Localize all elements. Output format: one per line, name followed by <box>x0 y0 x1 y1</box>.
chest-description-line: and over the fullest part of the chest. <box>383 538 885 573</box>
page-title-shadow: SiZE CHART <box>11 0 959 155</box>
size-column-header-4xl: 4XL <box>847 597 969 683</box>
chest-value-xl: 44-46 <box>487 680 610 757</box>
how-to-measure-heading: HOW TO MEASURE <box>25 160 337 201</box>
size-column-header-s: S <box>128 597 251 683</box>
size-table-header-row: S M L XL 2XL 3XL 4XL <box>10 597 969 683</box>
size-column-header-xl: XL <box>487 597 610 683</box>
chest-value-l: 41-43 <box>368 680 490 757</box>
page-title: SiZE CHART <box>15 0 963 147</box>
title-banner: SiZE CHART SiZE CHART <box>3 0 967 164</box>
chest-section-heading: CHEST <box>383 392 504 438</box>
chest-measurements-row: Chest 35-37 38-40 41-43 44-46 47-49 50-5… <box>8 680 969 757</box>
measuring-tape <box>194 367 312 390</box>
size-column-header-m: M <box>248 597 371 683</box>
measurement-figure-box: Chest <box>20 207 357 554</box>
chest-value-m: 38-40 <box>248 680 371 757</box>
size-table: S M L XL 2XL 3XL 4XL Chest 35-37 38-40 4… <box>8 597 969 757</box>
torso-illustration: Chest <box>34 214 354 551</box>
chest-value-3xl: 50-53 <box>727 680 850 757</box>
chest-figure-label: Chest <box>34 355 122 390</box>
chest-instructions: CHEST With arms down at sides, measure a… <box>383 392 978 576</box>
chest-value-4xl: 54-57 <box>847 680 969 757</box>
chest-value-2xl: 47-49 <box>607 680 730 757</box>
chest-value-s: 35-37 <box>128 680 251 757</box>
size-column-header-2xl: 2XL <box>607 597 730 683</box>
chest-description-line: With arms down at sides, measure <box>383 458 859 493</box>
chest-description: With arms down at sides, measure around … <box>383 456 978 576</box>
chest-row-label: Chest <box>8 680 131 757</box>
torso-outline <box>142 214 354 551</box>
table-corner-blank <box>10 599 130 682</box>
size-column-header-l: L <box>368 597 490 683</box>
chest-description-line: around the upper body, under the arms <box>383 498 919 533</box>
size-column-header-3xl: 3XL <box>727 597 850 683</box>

__________

→ **EXERCISE DIRECTIONS**
Copy the stretch of the listing from its very first line through the line containing "chest-description: With arms", both ends included, keeping every line unchanged.

→ **RESPONSE**
Localize all elements. Output format: one per line, name followed by <box>x0 y0 x1 y1</box>.
chest-description-line: and over the fullest part of the chest. <box>383 538 885 573</box>
page-title-shadow: SiZE CHART <box>11 0 959 155</box>
size-column-header-4xl: 4XL <box>847 597 969 683</box>
chest-value-xl: 44-46 <box>487 680 610 757</box>
how-to-measure-heading: HOW TO MEASURE <box>25 160 337 201</box>
size-column-header-s: S <box>128 597 251 683</box>
size-table-header-row: S M L XL 2XL 3XL 4XL <box>10 597 969 683</box>
size-column-header-xl: XL <box>487 597 610 683</box>
chest-value-l: 41-43 <box>368 680 490 757</box>
page-title: SiZE CHART <box>15 0 963 147</box>
title-banner: SiZE CHART SiZE CHART <box>3 0 967 164</box>
chest-section-heading: CHEST <box>383 392 504 438</box>
chest-measurements-row: Chest 35-37 38-40 41-43 44-46 47-49 50-5… <box>8 680 969 757</box>
measuring-tape <box>194 367 312 390</box>
size-column-header-m: M <box>248 597 371 683</box>
measurement-figure-box: Chest <box>20 207 357 554</box>
chest-value-m: 38-40 <box>248 680 371 757</box>
size-table: S M L XL 2XL 3XL 4XL Chest 35-37 38-40 4… <box>8 597 969 757</box>
torso-illustration: Chest <box>34 214 354 551</box>
chest-value-3xl: 50-53 <box>727 680 850 757</box>
chest-figure-label: Chest <box>34 355 122 390</box>
chest-instructions: CHEST With arms down at sides, measure a… <box>383 392 978 576</box>
chest-value-4xl: 54-57 <box>847 680 969 757</box>
chest-value-2xl: 47-49 <box>607 680 730 757</box>
chest-value-s: 35-37 <box>128 680 251 757</box>
size-column-header-2xl: 2XL <box>607 597 730 683</box>
chest-description-line: With arms down at sides, measure <box>383 458 859 493</box>
chest-description: With arms down at sides, measure around … <box>383 456 978 576</box>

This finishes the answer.